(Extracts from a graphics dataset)
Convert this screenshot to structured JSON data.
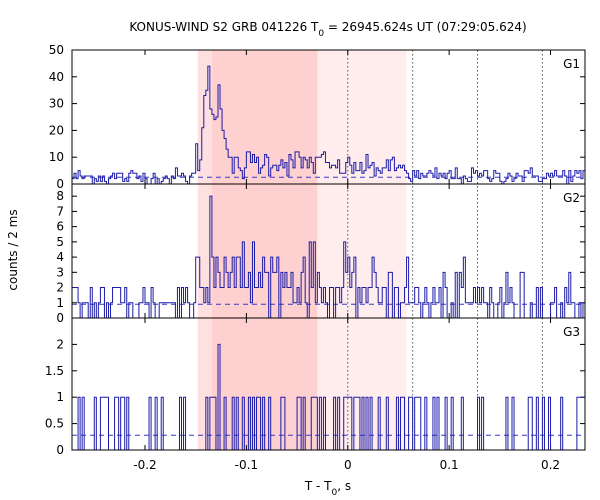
{
  "chart_data": {
    "type": "line",
    "title": {
      "prefix": "KONUS-WIND S2 GRB 041226 T",
      "sub": "0",
      "suffix": " = 26945.624s UT (07:29:05.624)"
    },
    "ylabel": "counts / 2 ms",
    "xlabel": {
      "prefix": "T - T",
      "sub": "0",
      "suffix": ", s"
    },
    "xlim": [
      -0.272,
      0.234
    ],
    "x_ticks": [
      -0.2,
      -0.1,
      0,
      0.1,
      0.2
    ],
    "x_tick_labels": [
      "-0.2",
      "-0.1",
      "0",
      "0.1",
      "0.2"
    ],
    "shaded_regions": [
      {
        "x0": -0.148,
        "x1": -0.03,
        "color": "#ffe0e0"
      },
      {
        "x0": -0.134,
        "x1": -0.03,
        "color": "#ffd0d0"
      },
      {
        "x0": -0.03,
        "x1": 0.058,
        "color": "#ffecec"
      }
    ],
    "dotted_lines": [
      0,
      0.064,
      0.128,
      0.192
    ],
    "bin_width": 0.002,
    "panels": [
      {
        "label": "G1",
        "ylim": [
          0,
          50
        ],
        "y_ticks": [
          0,
          10,
          20,
          30,
          40,
          50
        ],
        "y_tick_labels": [
          "0",
          "10",
          "20",
          "30",
          "40",
          "50"
        ],
        "background": 2.5,
        "segments": [
          {
            "t0": -0.272,
            "t1": -0.15,
            "mean": 2.5,
            "sd": 1.6,
            "max": 6
          },
          {
            "t0": -0.15,
            "t1": -0.145,
            "mean": 10,
            "sd": 3,
            "max": 20
          },
          {
            "t0": -0.145,
            "t1": -0.14,
            "mean": 24,
            "sd": 3,
            "max": 30
          },
          {
            "t0": -0.14,
            "t1": -0.133,
            "mean": 32,
            "sd": 5,
            "max": 44
          },
          {
            "t0": -0.133,
            "t1": -0.125,
            "mean": 28,
            "sd": 4,
            "max": 37
          },
          {
            "t0": -0.125,
            "t1": -0.118,
            "mean": 18,
            "sd": 4,
            "max": 25
          },
          {
            "t0": -0.118,
            "t1": -0.1,
            "mean": 6,
            "sd": 2.5,
            "max": 12
          },
          {
            "t0": -0.1,
            "t1": -0.02,
            "mean": 8,
            "sd": 2.5,
            "max": 15
          },
          {
            "t0": -0.02,
            "t1": 0.06,
            "mean": 6,
            "sd": 2,
            "max": 11
          },
          {
            "t0": 0.06,
            "t1": 0.234,
            "mean": 3,
            "sd": 1.5,
            "max": 7
          }
        ],
        "spikes": [
          {
            "t": -0.137,
            "v": 44
          },
          {
            "t": -0.141,
            "v": 33
          },
          {
            "t": -0.128,
            "v": 37
          }
        ]
      },
      {
        "label": "G2",
        "ylim": [
          0,
          8.8
        ],
        "y_ticks": [
          0,
          1,
          2,
          3,
          4,
          5,
          6,
          7,
          8
        ],
        "y_tick_labels": [
          "0",
          "1",
          "2",
          "3",
          "4",
          "5",
          "6",
          "7",
          "8"
        ],
        "background": 0.9,
        "segments": [
          {
            "t0": -0.272,
            "t1": -0.15,
            "mean": 1,
            "sd": 1,
            "max": 3
          },
          {
            "t0": -0.15,
            "t1": -0.12,
            "mean": 3.5,
            "sd": 1.3,
            "max": 6
          },
          {
            "t0": -0.12,
            "t1": -0.03,
            "mean": 2.5,
            "sd": 1.2,
            "max": 5
          },
          {
            "t0": -0.03,
            "t1": 0.06,
            "mean": 1.8,
            "sd": 1,
            "max": 4
          },
          {
            "t0": 0.06,
            "t1": 0.234,
            "mean": 1,
            "sd": 1,
            "max": 4
          }
        ],
        "spikes": [
          {
            "t": -0.135,
            "v": 8
          },
          {
            "t": -0.103,
            "v": 5
          },
          {
            "t": -0.003,
            "v": 5
          }
        ]
      },
      {
        "label": "G3",
        "ylim": [
          0,
          2.5
        ],
        "y_ticks": [
          0,
          0.5,
          1,
          1.5,
          2
        ],
        "y_tick_labels": [
          "0",
          "0.5",
          "1",
          "1.5",
          "2"
        ],
        "background": 0.28,
        "segments": [
          {
            "t0": -0.272,
            "t1": 0.234,
            "mean": 0.3,
            "sd": 0.45,
            "max": 1
          }
        ],
        "spikes": [
          {
            "t": -0.127,
            "v": 2
          }
        ]
      }
    ]
  },
  "colors": {
    "series": "#1c1ca8",
    "axis": "#000000",
    "background_line": "#3838c8"
  }
}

§ YOUR OBJECTIVE
Find the string "prefix" in the listing and return every line that holds it.

§ TASK RESULT
      "prefix": "KONUS-WIND S2 GRB 041226 T",
      "prefix": "T - T",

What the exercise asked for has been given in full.